AIM OF THE EXERCISE: Among the entries that follow, some lines contain the word "Daily". Show all of them.

DATASET ENTRIES:
==============================

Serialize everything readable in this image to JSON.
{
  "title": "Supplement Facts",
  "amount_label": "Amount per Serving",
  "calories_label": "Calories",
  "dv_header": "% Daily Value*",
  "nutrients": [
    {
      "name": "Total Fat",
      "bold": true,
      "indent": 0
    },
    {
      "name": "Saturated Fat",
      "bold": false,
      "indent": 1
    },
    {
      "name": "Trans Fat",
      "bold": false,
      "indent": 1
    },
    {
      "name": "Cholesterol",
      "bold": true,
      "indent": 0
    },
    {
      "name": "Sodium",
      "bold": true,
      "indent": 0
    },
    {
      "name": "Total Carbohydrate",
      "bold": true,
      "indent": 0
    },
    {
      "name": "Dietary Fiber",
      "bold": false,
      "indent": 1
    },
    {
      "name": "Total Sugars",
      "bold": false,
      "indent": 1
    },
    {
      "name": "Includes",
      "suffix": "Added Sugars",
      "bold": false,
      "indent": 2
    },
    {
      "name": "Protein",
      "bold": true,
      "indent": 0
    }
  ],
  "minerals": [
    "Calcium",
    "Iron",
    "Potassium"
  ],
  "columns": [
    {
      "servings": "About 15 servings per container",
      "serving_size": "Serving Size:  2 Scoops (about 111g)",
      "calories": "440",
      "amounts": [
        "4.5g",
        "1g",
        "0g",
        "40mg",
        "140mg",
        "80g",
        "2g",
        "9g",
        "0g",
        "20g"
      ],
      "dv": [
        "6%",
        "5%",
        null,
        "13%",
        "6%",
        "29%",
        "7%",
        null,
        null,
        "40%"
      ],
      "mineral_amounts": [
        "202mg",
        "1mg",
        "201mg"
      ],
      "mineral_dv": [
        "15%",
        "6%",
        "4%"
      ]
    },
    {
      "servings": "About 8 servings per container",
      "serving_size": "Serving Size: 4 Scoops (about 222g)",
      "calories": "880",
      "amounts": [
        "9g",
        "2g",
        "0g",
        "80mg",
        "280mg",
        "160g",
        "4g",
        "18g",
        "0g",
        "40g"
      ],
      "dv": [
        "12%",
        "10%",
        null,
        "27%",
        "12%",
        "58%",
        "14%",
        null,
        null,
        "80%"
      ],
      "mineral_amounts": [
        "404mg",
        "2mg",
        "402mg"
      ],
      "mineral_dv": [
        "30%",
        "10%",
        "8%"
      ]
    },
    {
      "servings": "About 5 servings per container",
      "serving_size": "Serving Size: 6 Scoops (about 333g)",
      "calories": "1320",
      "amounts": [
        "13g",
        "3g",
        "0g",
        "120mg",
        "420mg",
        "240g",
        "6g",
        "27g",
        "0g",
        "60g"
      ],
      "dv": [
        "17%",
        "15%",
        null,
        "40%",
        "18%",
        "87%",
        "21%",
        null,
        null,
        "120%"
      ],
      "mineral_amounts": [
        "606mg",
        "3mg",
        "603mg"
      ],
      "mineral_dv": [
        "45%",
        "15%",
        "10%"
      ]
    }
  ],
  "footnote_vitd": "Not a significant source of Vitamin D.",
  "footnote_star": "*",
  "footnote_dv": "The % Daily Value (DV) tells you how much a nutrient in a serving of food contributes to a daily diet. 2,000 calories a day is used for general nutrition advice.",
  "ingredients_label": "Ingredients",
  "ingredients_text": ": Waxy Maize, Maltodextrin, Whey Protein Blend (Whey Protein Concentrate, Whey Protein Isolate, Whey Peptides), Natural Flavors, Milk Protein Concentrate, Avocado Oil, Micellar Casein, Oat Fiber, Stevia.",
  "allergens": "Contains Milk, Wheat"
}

==============================

EXERCISE ANSWER:
  "dv_header": "% Daily Value*",
  "footnote_dv": "The % Daily Value (DV) tells you how much a nutrient in a serving of food contributes to a daily diet. 2,000 calories a day is used for general nutrition advice.",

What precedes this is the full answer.